Short problem
How many lines of the material below contain the string "name"? Answer with the number and nothing else.

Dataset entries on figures
※ ※ ※

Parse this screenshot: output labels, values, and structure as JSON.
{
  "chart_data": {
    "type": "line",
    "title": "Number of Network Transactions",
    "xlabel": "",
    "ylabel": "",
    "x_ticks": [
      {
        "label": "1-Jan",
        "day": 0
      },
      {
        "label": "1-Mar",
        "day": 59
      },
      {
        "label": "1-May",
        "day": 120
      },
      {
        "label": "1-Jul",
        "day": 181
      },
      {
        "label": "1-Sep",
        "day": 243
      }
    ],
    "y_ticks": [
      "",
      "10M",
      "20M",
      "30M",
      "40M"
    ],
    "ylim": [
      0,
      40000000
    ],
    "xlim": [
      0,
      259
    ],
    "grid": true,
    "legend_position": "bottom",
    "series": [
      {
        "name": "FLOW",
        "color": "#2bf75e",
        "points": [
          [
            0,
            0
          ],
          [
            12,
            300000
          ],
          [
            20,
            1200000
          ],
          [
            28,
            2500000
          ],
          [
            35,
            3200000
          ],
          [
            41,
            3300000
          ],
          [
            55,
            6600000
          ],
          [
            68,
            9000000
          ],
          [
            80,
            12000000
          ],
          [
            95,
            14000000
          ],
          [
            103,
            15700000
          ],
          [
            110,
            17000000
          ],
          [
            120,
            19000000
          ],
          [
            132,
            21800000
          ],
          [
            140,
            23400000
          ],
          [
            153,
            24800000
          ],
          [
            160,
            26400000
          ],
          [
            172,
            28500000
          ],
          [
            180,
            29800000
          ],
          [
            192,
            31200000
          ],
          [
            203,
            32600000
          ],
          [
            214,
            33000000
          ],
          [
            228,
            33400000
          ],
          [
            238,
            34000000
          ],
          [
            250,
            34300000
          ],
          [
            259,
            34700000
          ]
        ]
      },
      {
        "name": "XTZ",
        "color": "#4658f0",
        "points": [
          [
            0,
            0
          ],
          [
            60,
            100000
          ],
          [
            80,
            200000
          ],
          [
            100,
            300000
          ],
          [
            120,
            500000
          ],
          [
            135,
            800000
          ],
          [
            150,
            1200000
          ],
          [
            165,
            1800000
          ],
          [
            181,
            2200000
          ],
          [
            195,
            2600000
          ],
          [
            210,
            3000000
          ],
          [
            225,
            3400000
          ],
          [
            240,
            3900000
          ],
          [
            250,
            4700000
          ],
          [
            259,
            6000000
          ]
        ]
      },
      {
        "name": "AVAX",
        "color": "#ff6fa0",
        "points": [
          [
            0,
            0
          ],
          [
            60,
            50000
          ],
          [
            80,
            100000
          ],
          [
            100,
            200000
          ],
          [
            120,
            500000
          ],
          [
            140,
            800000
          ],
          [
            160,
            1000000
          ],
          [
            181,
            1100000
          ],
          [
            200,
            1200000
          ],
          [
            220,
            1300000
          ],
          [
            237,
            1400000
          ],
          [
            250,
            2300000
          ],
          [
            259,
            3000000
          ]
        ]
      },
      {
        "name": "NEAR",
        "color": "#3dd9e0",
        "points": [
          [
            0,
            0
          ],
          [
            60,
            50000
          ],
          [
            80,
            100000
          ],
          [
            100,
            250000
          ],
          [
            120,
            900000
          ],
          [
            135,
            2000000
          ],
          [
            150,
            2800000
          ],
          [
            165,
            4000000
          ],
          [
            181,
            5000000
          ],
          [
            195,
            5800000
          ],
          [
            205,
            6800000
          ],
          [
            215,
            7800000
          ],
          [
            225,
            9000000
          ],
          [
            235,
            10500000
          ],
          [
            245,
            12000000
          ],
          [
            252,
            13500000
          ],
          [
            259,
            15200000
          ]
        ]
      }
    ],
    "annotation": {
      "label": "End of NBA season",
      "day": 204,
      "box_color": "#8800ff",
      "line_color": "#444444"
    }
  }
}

※ ※ ※

The answer
4